> [Set task]:
Identify every line in the records below that contains the word "structured", and copy each of those lines.

Items from a data source:
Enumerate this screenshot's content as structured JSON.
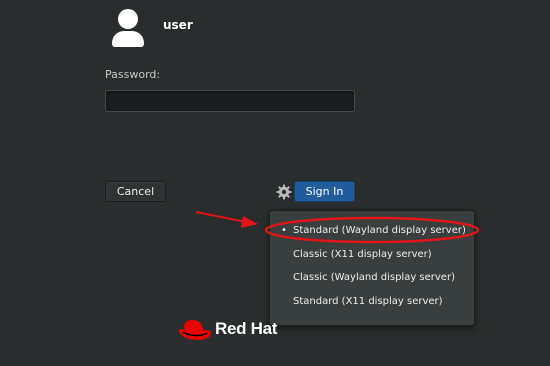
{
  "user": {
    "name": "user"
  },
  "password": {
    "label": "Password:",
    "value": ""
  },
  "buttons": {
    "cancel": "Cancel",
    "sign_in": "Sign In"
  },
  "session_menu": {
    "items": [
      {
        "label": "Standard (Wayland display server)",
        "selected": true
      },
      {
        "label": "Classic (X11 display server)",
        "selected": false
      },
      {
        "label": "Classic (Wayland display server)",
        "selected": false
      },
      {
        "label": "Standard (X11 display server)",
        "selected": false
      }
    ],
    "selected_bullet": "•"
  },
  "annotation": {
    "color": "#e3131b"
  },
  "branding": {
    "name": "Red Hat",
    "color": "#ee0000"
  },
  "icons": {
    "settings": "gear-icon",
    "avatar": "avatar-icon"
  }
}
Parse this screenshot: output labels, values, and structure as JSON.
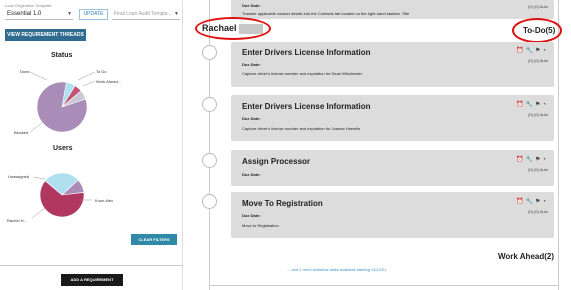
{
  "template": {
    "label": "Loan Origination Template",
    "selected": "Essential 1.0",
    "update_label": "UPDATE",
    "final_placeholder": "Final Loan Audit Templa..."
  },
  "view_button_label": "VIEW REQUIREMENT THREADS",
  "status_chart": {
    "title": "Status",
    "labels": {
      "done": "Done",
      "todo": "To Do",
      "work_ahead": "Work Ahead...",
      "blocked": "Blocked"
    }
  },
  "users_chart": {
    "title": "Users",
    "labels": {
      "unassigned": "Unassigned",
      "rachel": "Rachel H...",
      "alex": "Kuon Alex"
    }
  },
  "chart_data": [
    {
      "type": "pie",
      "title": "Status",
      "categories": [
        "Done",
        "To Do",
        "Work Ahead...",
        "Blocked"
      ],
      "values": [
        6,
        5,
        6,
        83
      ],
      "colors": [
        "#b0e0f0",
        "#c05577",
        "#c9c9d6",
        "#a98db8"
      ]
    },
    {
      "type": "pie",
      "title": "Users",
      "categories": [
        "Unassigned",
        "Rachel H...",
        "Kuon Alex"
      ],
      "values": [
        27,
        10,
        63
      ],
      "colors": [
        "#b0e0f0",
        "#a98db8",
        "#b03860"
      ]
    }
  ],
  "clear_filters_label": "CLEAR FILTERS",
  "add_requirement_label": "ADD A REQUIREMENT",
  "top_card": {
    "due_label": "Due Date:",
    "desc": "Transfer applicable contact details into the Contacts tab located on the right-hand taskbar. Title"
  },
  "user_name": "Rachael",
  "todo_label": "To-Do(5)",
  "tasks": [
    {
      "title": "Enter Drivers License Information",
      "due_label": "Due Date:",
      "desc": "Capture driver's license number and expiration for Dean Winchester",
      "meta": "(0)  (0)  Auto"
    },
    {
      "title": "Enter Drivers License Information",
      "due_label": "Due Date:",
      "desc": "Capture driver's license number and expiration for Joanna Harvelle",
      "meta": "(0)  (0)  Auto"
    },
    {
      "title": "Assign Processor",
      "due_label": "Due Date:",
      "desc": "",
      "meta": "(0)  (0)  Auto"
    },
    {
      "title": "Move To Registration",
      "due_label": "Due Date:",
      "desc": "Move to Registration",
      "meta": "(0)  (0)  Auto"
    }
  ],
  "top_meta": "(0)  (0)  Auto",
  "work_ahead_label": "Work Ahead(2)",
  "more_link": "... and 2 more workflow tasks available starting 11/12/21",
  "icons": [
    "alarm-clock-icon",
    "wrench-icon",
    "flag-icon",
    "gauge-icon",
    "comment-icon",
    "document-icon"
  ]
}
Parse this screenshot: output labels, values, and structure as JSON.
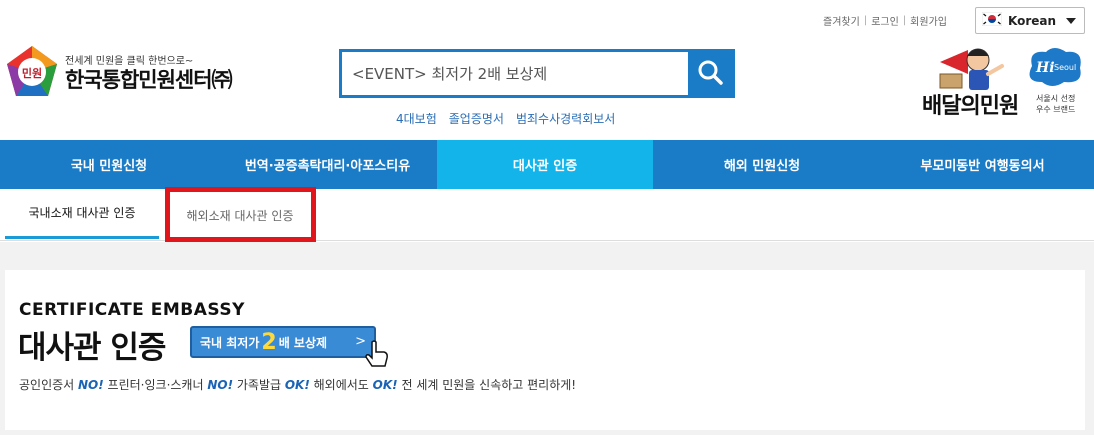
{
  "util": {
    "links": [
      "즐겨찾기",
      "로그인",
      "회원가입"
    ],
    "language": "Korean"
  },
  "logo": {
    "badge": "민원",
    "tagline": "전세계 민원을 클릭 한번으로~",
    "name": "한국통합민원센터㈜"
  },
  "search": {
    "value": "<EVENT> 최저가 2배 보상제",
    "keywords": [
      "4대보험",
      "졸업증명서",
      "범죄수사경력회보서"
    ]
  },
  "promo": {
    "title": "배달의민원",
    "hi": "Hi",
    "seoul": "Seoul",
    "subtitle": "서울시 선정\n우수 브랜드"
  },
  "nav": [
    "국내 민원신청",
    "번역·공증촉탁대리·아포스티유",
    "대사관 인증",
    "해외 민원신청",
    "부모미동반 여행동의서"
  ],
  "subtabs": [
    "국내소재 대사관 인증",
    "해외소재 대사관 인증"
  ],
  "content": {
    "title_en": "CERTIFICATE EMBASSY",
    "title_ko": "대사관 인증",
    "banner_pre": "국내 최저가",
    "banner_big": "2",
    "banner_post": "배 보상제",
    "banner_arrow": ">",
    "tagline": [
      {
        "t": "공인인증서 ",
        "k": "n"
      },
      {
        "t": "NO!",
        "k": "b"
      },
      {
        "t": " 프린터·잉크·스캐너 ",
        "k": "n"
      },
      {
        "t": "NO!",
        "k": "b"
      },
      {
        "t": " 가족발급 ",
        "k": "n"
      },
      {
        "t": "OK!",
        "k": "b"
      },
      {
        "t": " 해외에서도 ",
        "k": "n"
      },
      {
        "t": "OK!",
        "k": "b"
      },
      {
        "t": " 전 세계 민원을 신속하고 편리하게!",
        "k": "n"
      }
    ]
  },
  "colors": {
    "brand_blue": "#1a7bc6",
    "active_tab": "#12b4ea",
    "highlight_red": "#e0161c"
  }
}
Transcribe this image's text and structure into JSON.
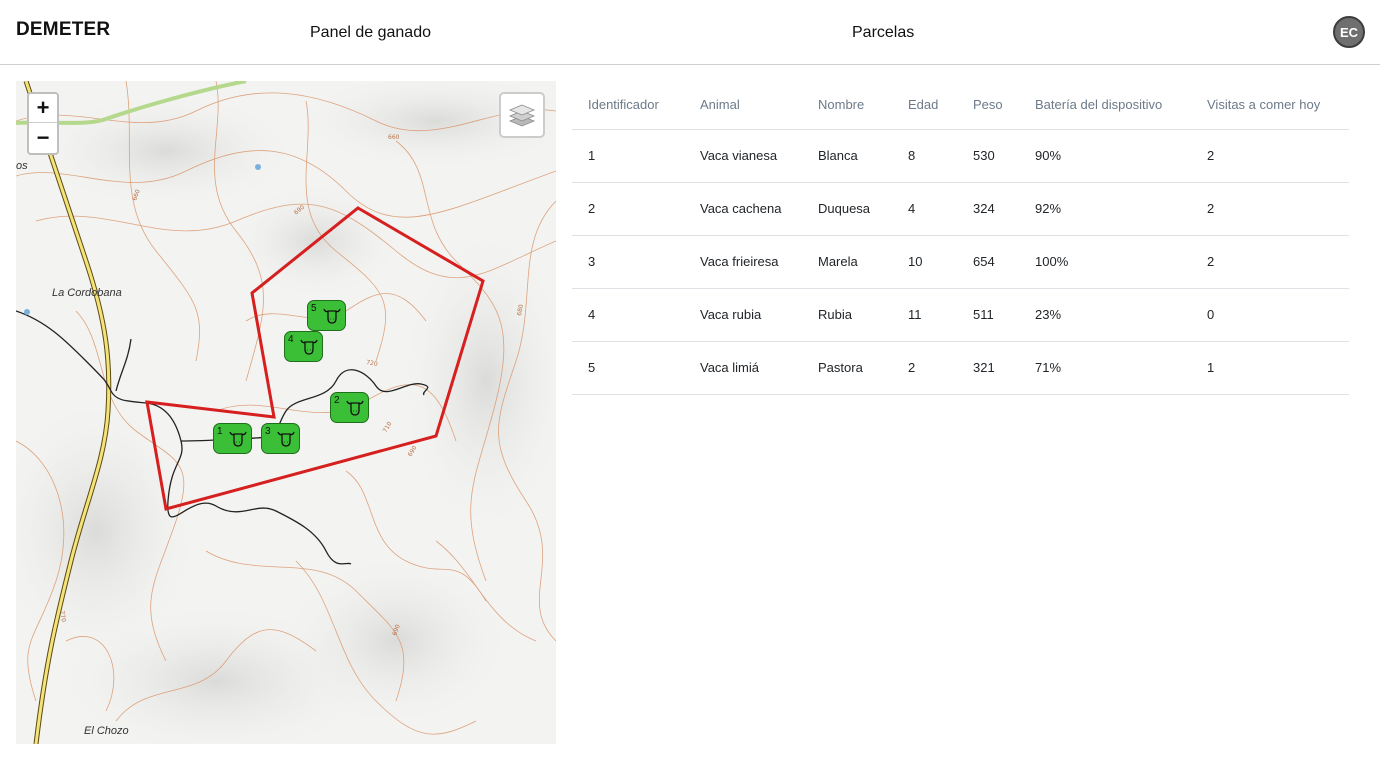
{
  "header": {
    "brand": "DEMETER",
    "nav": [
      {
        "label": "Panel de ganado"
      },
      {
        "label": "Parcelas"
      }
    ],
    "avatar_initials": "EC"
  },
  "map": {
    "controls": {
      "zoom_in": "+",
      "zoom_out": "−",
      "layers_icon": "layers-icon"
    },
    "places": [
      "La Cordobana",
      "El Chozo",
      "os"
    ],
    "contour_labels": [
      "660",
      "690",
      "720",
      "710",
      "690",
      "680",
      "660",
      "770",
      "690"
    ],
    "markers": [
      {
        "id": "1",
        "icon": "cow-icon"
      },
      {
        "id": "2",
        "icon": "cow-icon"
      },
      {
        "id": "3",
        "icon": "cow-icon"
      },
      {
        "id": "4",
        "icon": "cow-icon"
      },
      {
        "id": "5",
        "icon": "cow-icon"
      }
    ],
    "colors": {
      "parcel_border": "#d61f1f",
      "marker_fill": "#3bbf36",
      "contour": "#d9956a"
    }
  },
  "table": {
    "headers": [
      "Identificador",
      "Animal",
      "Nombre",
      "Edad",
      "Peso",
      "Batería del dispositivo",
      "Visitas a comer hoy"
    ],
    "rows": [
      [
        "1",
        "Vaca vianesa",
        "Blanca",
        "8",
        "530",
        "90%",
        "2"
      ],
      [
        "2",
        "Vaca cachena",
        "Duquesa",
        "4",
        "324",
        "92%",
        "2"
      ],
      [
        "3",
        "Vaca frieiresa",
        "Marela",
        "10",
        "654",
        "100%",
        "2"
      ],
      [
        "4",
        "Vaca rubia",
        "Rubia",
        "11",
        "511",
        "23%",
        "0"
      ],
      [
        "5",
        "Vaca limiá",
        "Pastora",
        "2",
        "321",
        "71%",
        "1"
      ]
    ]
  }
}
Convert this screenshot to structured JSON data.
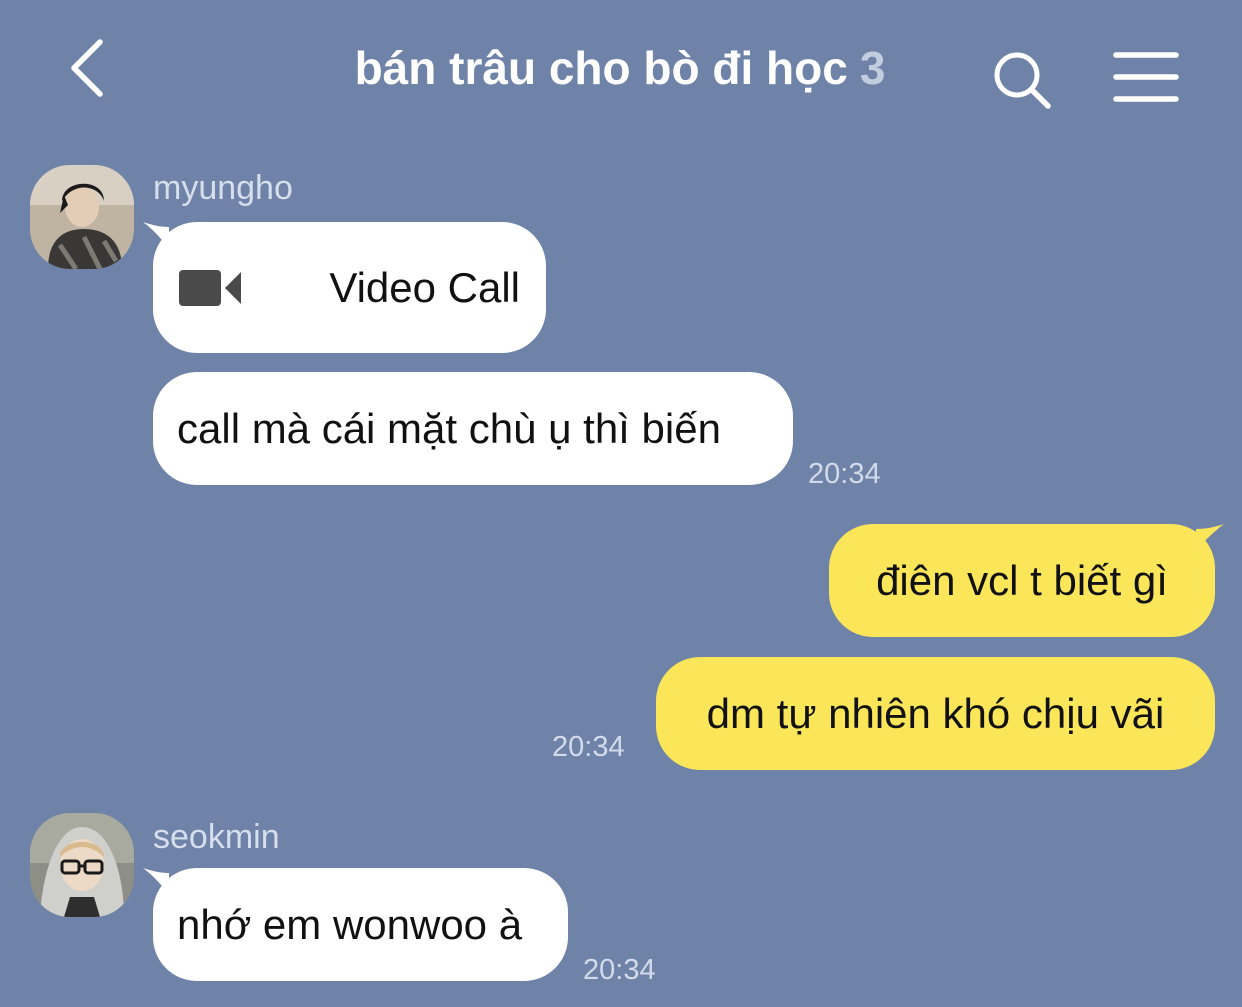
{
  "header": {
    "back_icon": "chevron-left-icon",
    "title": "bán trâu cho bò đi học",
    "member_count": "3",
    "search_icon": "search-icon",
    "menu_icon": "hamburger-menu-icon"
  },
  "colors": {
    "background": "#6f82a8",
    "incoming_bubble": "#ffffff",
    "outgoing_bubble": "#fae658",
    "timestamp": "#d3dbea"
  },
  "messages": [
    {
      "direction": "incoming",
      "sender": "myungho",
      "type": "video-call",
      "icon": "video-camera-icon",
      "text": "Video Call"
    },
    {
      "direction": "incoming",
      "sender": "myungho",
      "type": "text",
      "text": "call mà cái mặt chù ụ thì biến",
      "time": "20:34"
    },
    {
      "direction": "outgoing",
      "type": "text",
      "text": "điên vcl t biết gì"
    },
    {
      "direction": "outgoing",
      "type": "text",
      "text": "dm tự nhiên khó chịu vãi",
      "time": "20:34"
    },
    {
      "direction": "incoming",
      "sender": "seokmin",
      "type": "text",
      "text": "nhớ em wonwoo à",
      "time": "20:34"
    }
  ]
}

> [Response]:
Enumerate this screenshot's content as structured JSON.
Convert this screenshot to structured JSON data.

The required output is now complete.